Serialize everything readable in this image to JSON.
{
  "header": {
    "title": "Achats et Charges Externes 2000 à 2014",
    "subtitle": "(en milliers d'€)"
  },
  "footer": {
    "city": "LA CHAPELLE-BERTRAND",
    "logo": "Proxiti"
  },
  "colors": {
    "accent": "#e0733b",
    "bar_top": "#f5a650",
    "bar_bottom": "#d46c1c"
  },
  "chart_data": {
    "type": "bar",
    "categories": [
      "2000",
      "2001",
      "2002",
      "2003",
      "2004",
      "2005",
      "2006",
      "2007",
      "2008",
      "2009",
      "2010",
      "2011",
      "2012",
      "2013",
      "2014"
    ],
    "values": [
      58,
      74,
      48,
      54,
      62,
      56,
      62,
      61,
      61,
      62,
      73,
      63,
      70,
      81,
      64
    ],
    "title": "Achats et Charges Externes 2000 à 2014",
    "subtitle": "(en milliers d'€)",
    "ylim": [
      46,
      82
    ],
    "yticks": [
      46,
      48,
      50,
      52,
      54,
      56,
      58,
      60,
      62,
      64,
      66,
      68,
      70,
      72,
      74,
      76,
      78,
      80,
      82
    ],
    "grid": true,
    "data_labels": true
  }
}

********************

__Written task__.
Write the complete data out, exactly as above.

__Finished answer__.
Serialize everything readable in this image to JSON.
{
  "header": {
    "title": "Achats et Charges Externes 2000 à 2014",
    "subtitle": "(en milliers d'€)"
  },
  "footer": {
    "city": "LA CHAPELLE-BERTRAND",
    "logo": "Proxiti"
  },
  "colors": {
    "accent": "#e0733b",
    "bar_top": "#f5a650",
    "bar_bottom": "#d46c1c"
  },
  "chart_data": {
    "type": "bar",
    "categories": [
      "2000",
      "2001",
      "2002",
      "2003",
      "2004",
      "2005",
      "2006",
      "2007",
      "2008",
      "2009",
      "2010",
      "2011",
      "2012",
      "2013",
      "2014"
    ],
    "values": [
      58,
      74,
      48,
      54,
      62,
      56,
      62,
      61,
      61,
      62,
      73,
      63,
      70,
      81,
      64
    ],
    "title": "Achats et Charges Externes 2000 à 2014",
    "subtitle": "(en milliers d'€)",
    "ylim": [
      46,
      82
    ],
    "yticks": [
      46,
      48,
      50,
      52,
      54,
      56,
      58,
      60,
      62,
      64,
      66,
      68,
      70,
      72,
      74,
      76,
      78,
      80,
      82
    ],
    "grid": true,
    "data_labels": true
  }
}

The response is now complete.